#### Excerpted records ####
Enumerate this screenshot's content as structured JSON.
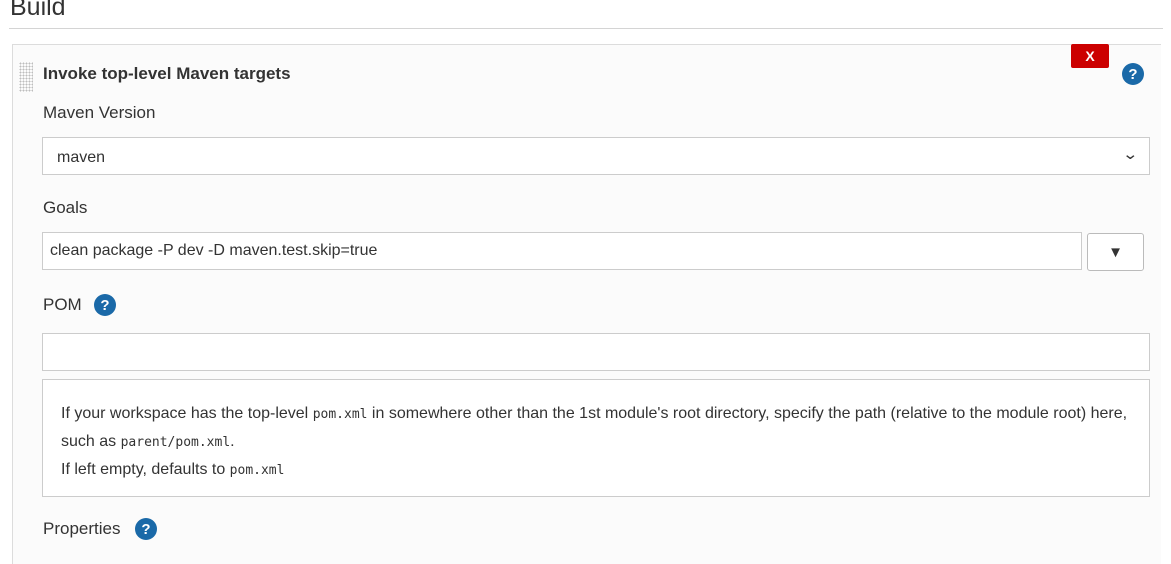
{
  "section": {
    "title": "Build"
  },
  "step": {
    "title": "Invoke top-level Maven targets",
    "delete_label": "X",
    "help_glyph": "?"
  },
  "maven_version": {
    "label": "Maven Version",
    "selected": "maven",
    "chevron_icon": "chevron-down-icon"
  },
  "goals": {
    "label": "Goals",
    "value": "clean package -P dev -D maven.test.skip=true",
    "expand_glyph": "▼"
  },
  "pom": {
    "label": "POM",
    "help_glyph": "?",
    "value": "",
    "help": {
      "part1": "If your workspace has the top-level ",
      "code1": "pom.xml",
      "part2": " in somewhere other than the 1st module's root directory, specify the path (relative to the module root) here, such as ",
      "code2": "parent/pom.xml",
      "part3": ".",
      "part4": "If left empty, defaults to ",
      "code3": "pom.xml"
    }
  },
  "properties": {
    "label": "Properties",
    "help_glyph": "?"
  },
  "colors": {
    "help_icon": "#1a69a8",
    "delete_button": "#cc0000"
  }
}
####
What the task asks
Lines that include the word "level" — how many are there in the data? Answer with the number alone.

Reply to the exercise
2